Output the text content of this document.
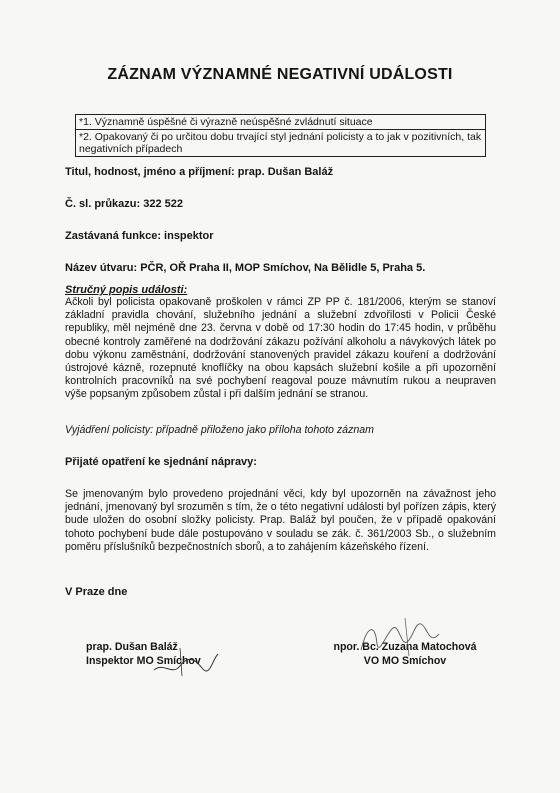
ZÁZNAM VÝZNAMNÉ NEGATIVNÍ UDÁLOSTI
*1. Významně úspěšné či výrazně neúspěšné zvládnutí situace
*2. Opakovaný či po určitou dobu trvající styl jednání policisty a to jak v pozitivních, tak negativních případech
Titul, hodnost, jméno a příjmení: prap. Dušan Baláž
Č. sl. průkazu: 322 522
Zastávaná funkce: inspektor
Název útvaru: PČR, OŘ Praha II, MOP Smíchov, Na Bělidle 5, Praha 5.
Stručný popis události:
Ačkoli byl policista opakovaně proškolen v rámci ZP PP č. 181/2006, kterým se stanoví základní pravidla chování, služebního jednání a služební zdvořilosti v Policii České republiky, měl nejméně dne 23. června v době od 17:30 hodin do 17:45 hodin, v průběhu obecné kontroly zaměřené na dodržování zákazu požívání alkoholu a návykových látek po dobu výkonu zaměstnání, dodržování stanovených pravidel zákazu kouření a dodržování ústrojové kázně, rozepnuté knoflíčky na obou kapsách služební košile a při upozornění kontrolních pracovníků na své pochybení reagoval pouze mávnutím rukou a neupraven výše popsaným způsobem zůstal i při dalším jednání se stranou.
Vyjádření policisty: případně přiloženo jako příloha tohoto záznam
Přijaté opatření ke sjednání nápravy:
Se jmenovaným bylo provedeno projednání věci, kdy byl upozorněn na závažnost jeho jednání, jmenovaný byl srozuměn s tím, že o této negativní události byl pořízen zápis, který bude uložen do osobní složky policisty. Prap. Baláž byl poučen, že v případě opakování tohoto pochybení bude dále postupováno v souladu se zák. č. 361/2003 Sb., o služebním poměru příslušníků bezpečnostních sborů, a to zahájením kázeňského řízení.
V Praze dne
prap. Dušan Baláž
Inspektor MO Smíchov
npor. Bc. Zuzana Matochová
VO MO Smíchov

> **What the exercise asks**
Every line above should be returned word for word, with the pictures left behind.

> **Full answer**
Output the text content of this document.
ZÁZNAM VÝZNAMNÉ NEGATIVNÍ UDÁLOSTI
*1. Významně úspěšné či výrazně neúspěšné zvládnutí situace
*2. Opakovaný či po určitou dobu trvající styl jednání policisty a to jak v pozitivních, tak negativních případech
Titul, hodnost, jméno a příjmení: prap. Dušan Baláž
Č. sl. průkazu: 322 522
Zastávaná funkce: inspektor
Název útvaru: PČR, OŘ Praha II, MOP Smíchov, Na Bělidle 5, Praha 5.
Stručný popis události:
Ačkoli byl policista opakovaně proškolen v rámci ZP PP č. 181/2006, kterým se stanoví základní pravidla chování, služebního jednání a služební zdvořilosti v Policii České republiky, měl nejméně dne 23. června v době od 17:30 hodin do 17:45 hodin, v průběhu obecné kontroly zaměřené na dodržování zákazu požívání alkoholu a návykových látek po dobu výkonu zaměstnání, dodržování stanovených pravidel zákazu kouření a dodržování ústrojové kázně, rozepnuté knoflíčky na obou kapsách služební košile a při upozornění kontrolních pracovníků na své pochybení reagoval pouze mávnutím rukou a neupraven výše popsaným způsobem zůstal i při dalším jednání se stranou.
Vyjádření policisty: případně přiloženo jako příloha tohoto záznam
Přijaté opatření ke sjednání nápravy:
Se jmenovaným bylo provedeno projednání věci, kdy byl upozorněn na závažnost jeho jednání, jmenovaný byl srozuměn s tím, že o této negativní události byl pořízen zápis, který bude uložen do osobní složky policisty. Prap. Baláž byl poučen, že v případě opakování tohoto pochybení bude dále postupováno v souladu se zák. č. 361/2003 Sb., o služebním poměru příslušníků bezpečnostních sborů, a to zahájením kázeňského řízení.
V Praze dne
prap. Dušan Baláž
Inspektor MO Smíchov
npor. Bc. Zuzana Matochová
VO MO Smíchov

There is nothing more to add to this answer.